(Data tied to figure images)
###

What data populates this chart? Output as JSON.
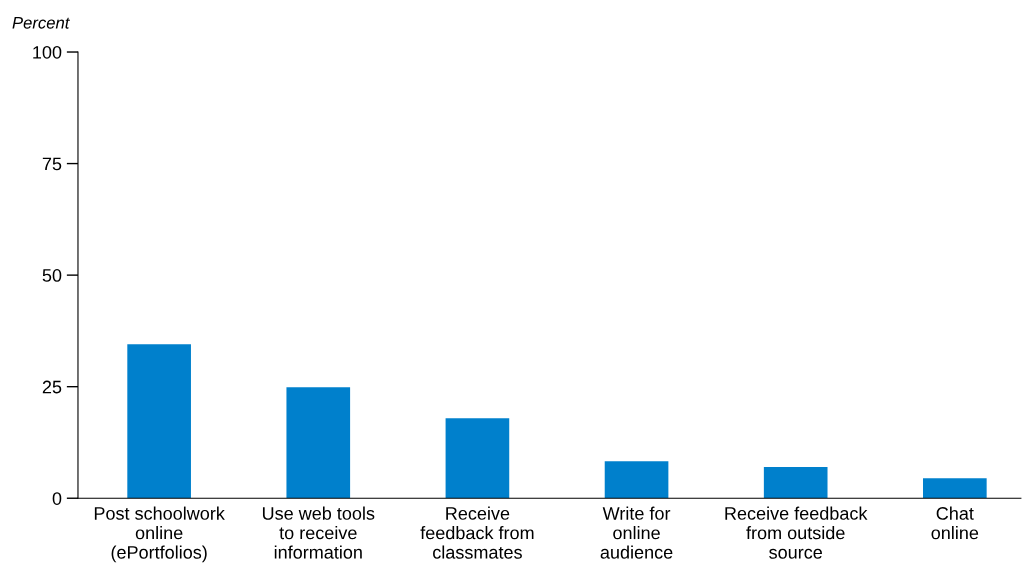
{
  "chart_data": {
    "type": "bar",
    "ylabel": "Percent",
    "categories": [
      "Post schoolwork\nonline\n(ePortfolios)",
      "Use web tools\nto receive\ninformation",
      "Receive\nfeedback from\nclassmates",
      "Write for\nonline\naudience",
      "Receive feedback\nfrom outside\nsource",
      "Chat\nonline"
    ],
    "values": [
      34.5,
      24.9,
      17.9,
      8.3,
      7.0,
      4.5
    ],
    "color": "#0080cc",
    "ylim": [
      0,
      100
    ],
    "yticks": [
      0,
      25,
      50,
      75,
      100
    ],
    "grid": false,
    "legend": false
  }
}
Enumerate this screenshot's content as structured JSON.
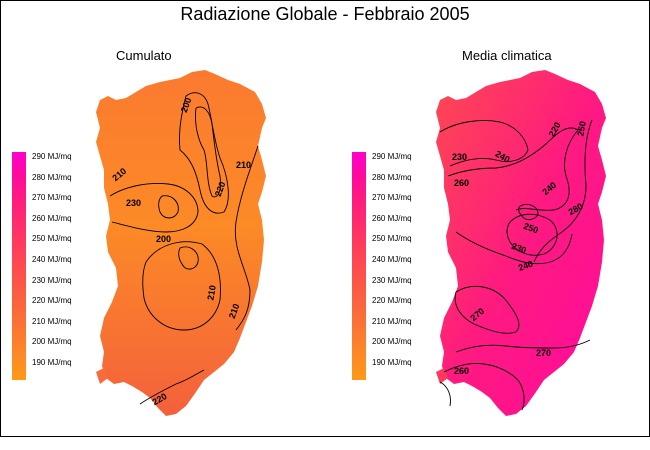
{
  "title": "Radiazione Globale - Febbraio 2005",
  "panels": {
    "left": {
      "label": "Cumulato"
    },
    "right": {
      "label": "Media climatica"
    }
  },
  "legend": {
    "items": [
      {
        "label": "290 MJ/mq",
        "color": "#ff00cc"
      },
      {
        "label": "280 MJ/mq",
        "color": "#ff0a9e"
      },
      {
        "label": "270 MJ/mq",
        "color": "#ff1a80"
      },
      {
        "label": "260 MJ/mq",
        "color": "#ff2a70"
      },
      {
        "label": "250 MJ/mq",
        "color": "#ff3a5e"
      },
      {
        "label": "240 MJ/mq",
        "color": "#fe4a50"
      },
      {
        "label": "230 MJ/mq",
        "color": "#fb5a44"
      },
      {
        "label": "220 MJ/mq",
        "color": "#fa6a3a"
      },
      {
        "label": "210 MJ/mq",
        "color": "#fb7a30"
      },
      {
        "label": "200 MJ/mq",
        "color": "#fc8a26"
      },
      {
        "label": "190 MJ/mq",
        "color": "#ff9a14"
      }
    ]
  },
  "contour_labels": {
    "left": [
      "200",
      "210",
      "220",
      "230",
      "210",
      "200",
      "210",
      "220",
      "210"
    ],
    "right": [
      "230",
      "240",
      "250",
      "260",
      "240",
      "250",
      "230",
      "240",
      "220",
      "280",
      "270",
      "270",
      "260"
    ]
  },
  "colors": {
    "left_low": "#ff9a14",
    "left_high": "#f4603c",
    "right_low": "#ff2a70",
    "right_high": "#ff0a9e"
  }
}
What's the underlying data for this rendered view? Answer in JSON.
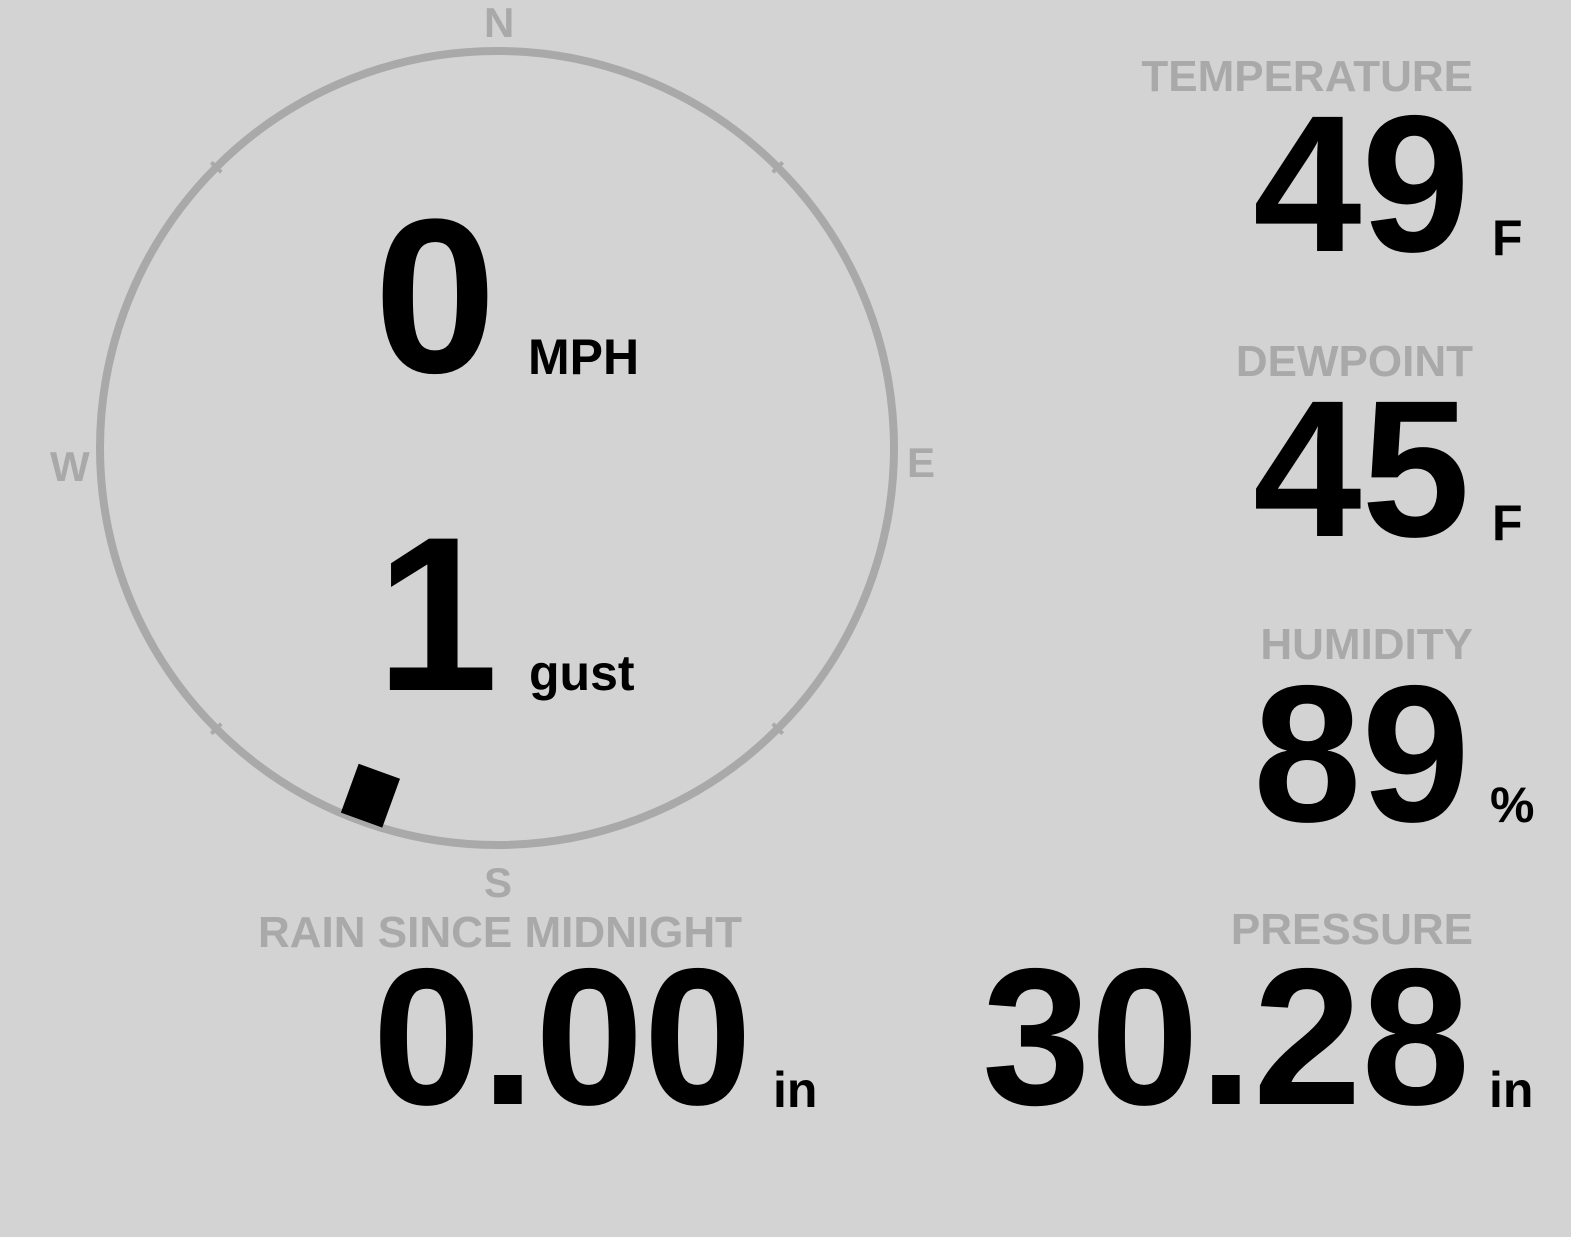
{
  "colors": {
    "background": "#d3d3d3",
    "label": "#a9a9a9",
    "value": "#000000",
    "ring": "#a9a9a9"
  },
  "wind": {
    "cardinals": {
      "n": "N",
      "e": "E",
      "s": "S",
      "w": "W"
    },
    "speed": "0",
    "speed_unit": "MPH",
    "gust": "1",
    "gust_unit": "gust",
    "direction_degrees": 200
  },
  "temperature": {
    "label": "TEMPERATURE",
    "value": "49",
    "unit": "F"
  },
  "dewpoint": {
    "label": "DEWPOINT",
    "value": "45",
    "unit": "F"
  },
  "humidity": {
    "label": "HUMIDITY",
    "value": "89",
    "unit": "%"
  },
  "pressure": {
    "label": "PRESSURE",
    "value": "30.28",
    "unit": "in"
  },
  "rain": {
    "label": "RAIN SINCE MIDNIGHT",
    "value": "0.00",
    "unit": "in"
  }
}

###

### [WRITTEN PROBLEM]
Pull out each line of the records holding the string "What".

### [ANSWER FOR THE TASK]
What data populates this chart? Output as JSON.
What's the underlying data for this rendered view? Answer in JSON.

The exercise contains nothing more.